_To be done:_ Set down precisely the lines from the line with "Give me a plain-text" through the end of the material, inclusive, and no pictures.

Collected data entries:
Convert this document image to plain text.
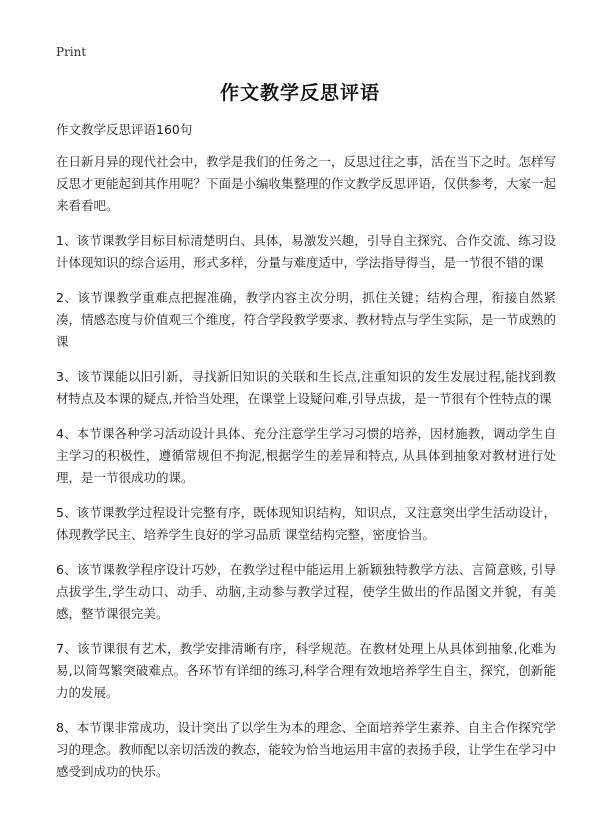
Print
作文教学反思评语

作文教学反思评语160句

在日新月异的现代社会中，教学是我们的任务之一，反思过往之事，活在当下之时。怎样写反思才更能起到其作用呢？下面是小编收集整理的作文教学反思评语，仅供参考，大家一起来看看吧。

1、该节课教学目标目标清楚明白、具体，易激发兴趣，引导自主探究、合作交流、练习设计体现知识的综合运用，形式多样，分量与难度适中，学法指导得当，是一节很不错的课

2、该节课教学重难点把握准确，教学内容主次分明，抓住关键；结构合理，衔接自然紧凑，情感态度与价值观三个维度，符合学段教学要求、教材特点与学生实际，是一节成熟的课

3、该节课能以旧引新，寻找新旧知识的关联和生长点,注重知识的发生发展过程,能找到教材特点及本课的疑点,并恰当处理，在课堂上设疑问难,引导点拔，是一节很有个性特点的课

4、本节课各种学习活动设计具体、充分注意学生学习习惯的培养，因材施教，调动学生自主学习的积极性，遵循常规但不拘泥,根据学生的差异和特点, 从具体到抽象对教材进行处理，是一节很成功的课。

5、该节课教学过程设计完整有序，既体现知识结构，知识点，又注意突出学生活动设计，体现教学民主、培养学生良好的学习品质 课堂结构完整，密度恰当。

6、该节课教学程序设计巧妙，在教学过程中能运用上新颖独特教学方法、言简意赅, 引导点拔学生,学生动口、动手、动脑,主动参与教学过程，使学生做出的作品图文并貌，有美感，整节课很完美。

7、该节课很有艺术，教学安排清晰有序，科学规范。在教材处理上从具体到抽象,化难为易,以简驾繁突破难点。各环节有详细的练习,科学合理有效地培养学生自主，探究，创新能力的发展。

8、本节课非常成功，设计突出了以学生为本的理念、全面培养学生素养、自主合作探究学习的理念。教师配以亲切活泼的教态，能较为恰当地运用丰富的表扬手段，让学生在学习中感受到成功的快乐。
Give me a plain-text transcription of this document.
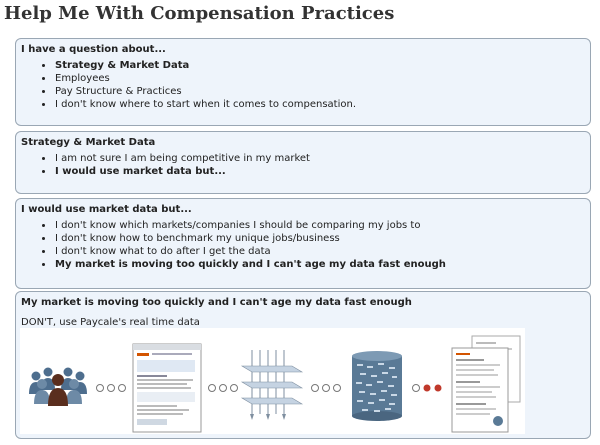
Help Me With Compensation Practices
I have a question about...
Strategy & Market Data
Employees
Pay Structure & Practices
I don't know where to start when it comes to compensation.
Strategy & Market Data
I am not sure I am being competitive in my market
I would use market data but...
I would use market data but...
I don't know which markets/companies I should be comparing my jobs to
I don't know how to benchmark my unique jobs/business
I don't know what to do after I get the data
My market is moving too quickly and I can't age my data fast enough
My market is moving too quickly and I can't age my data fast enough
DON'T, use Paycale's real time data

_Task answer:_
Give me a plain-text transcription of this document.
Help Me With Compensation Practices
I have a question about...
Strategy & Market Data
Employees
Pay Structure & Practices
I don't know where to start when it comes to compensation.
Strategy & Market Data
I am not sure I am being competitive in my market
I would use market data but...
I would use market data but...
I don't know which markets/companies I should be comparing my jobs to
I don't know how to benchmark my unique jobs/business
I don't know what to do after I get the data
My market is moving too quickly and I can't age my data fast enough
My market is moving too quickly and I can't age my data fast enough
DON'T, use Paycale's real time data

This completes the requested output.